● KUTIPAN TERPILIH:
━━━━━━

Sebagai sebuah puisi, MENULIS APA KITA itu tentu memiliki multi tafsir. Tetapi tetap berada dalam satu garis lurus. Misalnya pada kalimat: Tetapi engkau malah tokoh pribumi/ yang menjual narkoba kepada anak kandung sendiri.

Kata 'menjual' memiliki multi interpretasi. Misalnya ketika saya pakai baju batik atau gamis ketika sholat Jumat, tentu saya sedang menjual dengan sengaja kepada semua mata, termasuk kepada anak kandung saya, bahwa pakaian itu halal, rapih, menarik, dan sopan. Menjual secara selera dan argumentasi berpakaian.

Semua makanan yang saya makan, tentu seperti contoh saja buat anak cucu saya. Itu termasuk jualan selera makan, jenis makanan, dan kehalalan makanan-makanan menurut saya. Mau tak mau memang begitu.

Selama puluhan tahun saya jadi penyiar radio. Sering naik panggung off air radio dan aktif juga di panggung-panggung komunitas seni. Saya tentu merasa, segala kehadiran di event-event itu, apapun, punya banyak pengaruh kepada siapa saja.

Pada presiden, mentri, pejabat, gubernur, bupati dll, tentu cara berpakaian, cara berucap, dan selera makan mereka bisa menjadi pengaruh serius kepada masyarakat. Termasuk ketika ada berita dari dunia hitam, banyak pejabat yang korupsi, menggunakan narkoba, melacur, melakukan tindak kriminal, dll. Itu tentu bahaya bagi kelangsungan ketentraman dan kesejahteraan masyarakat.

Begitulah makna 'menjual'.

━━━━━━

● TUGAS YANG DIMINTA A: Sunting bagian catatan di bawah yang dimulai dari awal catatan hingga baris yang memuat "bar (291, 83, 323, 321)", termasuk kedua ujungnya. Tuliskan kembali baris-baris itu dengan mengganti "Public four year" menjadi "Public 4-year" dan biarkan yang lain tetap sama.

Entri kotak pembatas

━━━━━━

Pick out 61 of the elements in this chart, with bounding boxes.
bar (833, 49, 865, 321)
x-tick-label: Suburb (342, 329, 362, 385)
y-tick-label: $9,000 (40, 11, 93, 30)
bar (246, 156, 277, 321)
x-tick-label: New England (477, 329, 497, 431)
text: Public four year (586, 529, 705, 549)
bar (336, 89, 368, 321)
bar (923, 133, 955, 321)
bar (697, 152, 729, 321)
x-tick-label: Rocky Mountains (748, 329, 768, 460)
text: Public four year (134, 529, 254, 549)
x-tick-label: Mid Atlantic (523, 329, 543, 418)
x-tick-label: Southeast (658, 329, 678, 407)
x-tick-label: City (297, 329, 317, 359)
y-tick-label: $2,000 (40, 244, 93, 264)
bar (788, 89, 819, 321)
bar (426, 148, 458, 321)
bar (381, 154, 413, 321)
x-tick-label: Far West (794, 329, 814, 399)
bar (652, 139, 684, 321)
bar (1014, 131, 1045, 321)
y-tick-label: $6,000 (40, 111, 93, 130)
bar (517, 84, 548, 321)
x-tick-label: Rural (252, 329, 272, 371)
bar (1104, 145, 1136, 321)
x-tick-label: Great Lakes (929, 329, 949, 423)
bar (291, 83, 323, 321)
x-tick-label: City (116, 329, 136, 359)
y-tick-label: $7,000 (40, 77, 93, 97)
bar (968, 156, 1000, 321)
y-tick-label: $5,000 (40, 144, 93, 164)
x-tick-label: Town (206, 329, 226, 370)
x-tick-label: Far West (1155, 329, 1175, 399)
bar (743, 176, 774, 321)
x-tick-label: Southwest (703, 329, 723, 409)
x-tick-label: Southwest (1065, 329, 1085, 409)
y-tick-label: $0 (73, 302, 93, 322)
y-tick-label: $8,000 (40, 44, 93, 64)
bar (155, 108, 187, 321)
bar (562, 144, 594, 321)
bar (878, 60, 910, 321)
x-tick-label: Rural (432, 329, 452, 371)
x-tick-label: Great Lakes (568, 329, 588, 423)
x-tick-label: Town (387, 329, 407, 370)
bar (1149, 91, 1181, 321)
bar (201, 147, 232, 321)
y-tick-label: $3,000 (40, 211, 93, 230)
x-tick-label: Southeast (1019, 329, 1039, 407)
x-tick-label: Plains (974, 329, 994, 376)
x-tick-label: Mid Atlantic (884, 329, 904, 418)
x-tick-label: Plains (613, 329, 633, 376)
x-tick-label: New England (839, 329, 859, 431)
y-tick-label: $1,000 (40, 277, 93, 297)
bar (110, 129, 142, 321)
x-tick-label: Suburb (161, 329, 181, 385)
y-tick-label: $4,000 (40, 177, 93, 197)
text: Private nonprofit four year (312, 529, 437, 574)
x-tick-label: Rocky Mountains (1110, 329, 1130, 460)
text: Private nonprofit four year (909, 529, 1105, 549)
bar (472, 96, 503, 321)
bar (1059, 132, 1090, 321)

━━━━━━

● TUGAS YANG DIMINTA B: Ubahlah paragraf tulisan tentang makna 'menjual' yang diawali "Pada presiden, mentri, pejabat" menjadi daftar poin singkat yang memuat fakta utamanya.

● JAWABAN AKHIR A:
Pick out 61 of the elements in this chart, with bounding boxes.
bar (833, 49, 865, 321)
x-tick-label: Suburb (342, 329, 362, 385)
y-tick-label: $9,000 (40, 11, 93, 30)
bar (246, 156, 277, 321)
x-tick-label: New England (477, 329, 497, 431)
text: Public 4-year (586, 529, 705, 549)
bar (336, 89, 368, 321)
bar (923, 133, 955, 321)
bar (697, 152, 729, 321)
x-tick-label: Rocky Mountains (748, 329, 768, 460)
text: Public 4-year (134, 529, 254, 549)
x-tick-label: Mid Atlantic (523, 329, 543, 418)
x-tick-label: Southeast (658, 329, 678, 407)
x-tick-label: City (297, 329, 317, 359)
y-tick-label: $2,000 (40, 244, 93, 264)
bar (788, 89, 819, 321)
bar (426, 148, 458, 321)
bar (381, 154, 413, 321)
x-tick-label: Far West (794, 329, 814, 399)
bar (652, 139, 684, 321)
bar (1014, 131, 1045, 321)
y-tick-label: $6,000 (40, 111, 93, 130)
bar (517, 84, 548, 321)
x-tick-label: Rural (252, 329, 272, 371)
bar (1104, 145, 1136, 321)
x-tick-label: Great Lakes (929, 329, 949, 423)
bar (291, 83, 323, 321)

● JAWABAN AKHIR B:
- Cara berpakaian, cara berucap, dan selera makan presiden, mentri, pejabat, gubernur, bupati, dll. bisa menjadi pengaruh serius kepada masyarakat.
- Pengaruh itu termasuk berita dari dunia hitam tentang banyak pejabat yang korupsi, menggunakan narkoba, melacur, dan melakukan tindak kriminal.
- Hal itu berbahaya bagi kelangsungan ketentraman dan kesejahteraan masyarakat.